Look through the material below. Copy every line with the string "principal" in it.

────────────────────────────────────────

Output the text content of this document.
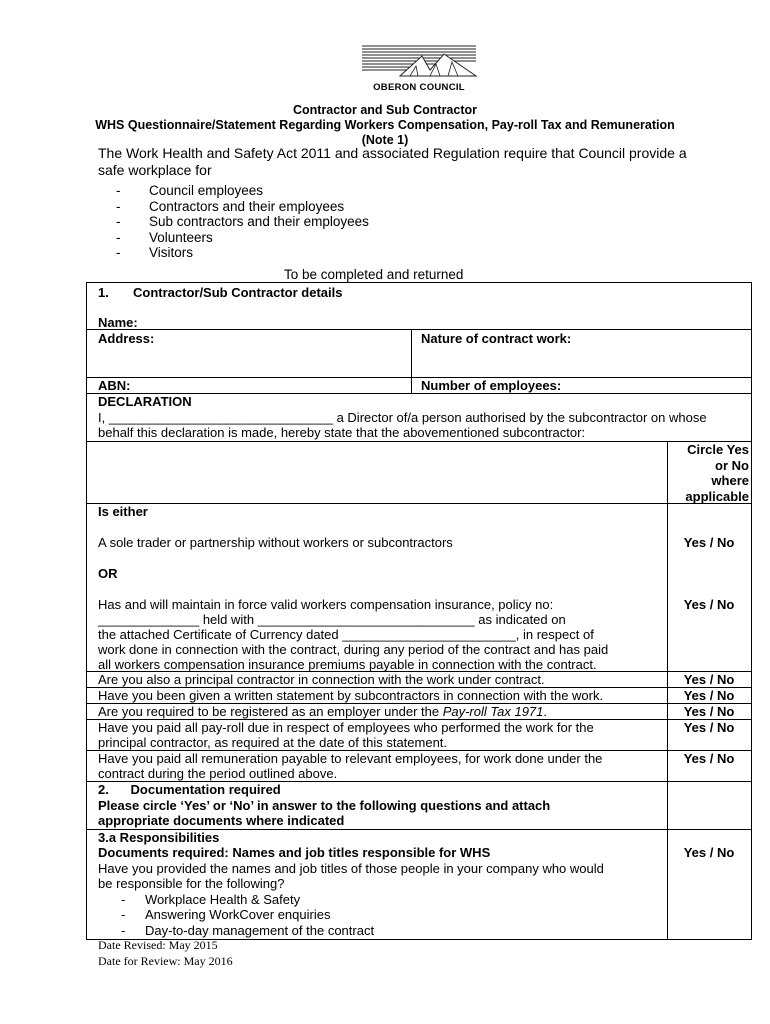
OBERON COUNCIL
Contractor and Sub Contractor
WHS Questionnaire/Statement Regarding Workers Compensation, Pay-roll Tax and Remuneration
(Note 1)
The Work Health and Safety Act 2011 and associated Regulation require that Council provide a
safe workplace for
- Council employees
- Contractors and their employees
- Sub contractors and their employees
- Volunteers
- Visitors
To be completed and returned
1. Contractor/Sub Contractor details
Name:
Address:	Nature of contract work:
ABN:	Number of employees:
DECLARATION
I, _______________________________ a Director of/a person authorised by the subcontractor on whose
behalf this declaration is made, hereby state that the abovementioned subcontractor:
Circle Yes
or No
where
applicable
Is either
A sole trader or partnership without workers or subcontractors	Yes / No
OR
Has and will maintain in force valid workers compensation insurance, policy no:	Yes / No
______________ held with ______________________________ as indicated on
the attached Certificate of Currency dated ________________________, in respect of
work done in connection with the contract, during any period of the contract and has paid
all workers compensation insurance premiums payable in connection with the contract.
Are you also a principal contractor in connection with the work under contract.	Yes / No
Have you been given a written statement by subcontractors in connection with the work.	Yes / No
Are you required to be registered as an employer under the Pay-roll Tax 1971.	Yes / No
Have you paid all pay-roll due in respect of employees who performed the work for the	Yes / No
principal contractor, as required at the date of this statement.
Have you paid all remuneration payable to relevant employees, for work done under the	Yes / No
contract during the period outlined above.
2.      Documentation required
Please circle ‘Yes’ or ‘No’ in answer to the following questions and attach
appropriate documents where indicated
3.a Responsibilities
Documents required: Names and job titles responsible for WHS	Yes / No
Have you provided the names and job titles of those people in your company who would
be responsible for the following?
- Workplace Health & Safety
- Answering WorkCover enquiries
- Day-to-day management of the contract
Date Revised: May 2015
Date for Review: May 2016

────────────────────────────────────────

— Task answer —
Are you also a principal contractor in connection with the work under contract.	Yes / No
principal contractor, as required at the date of this statement.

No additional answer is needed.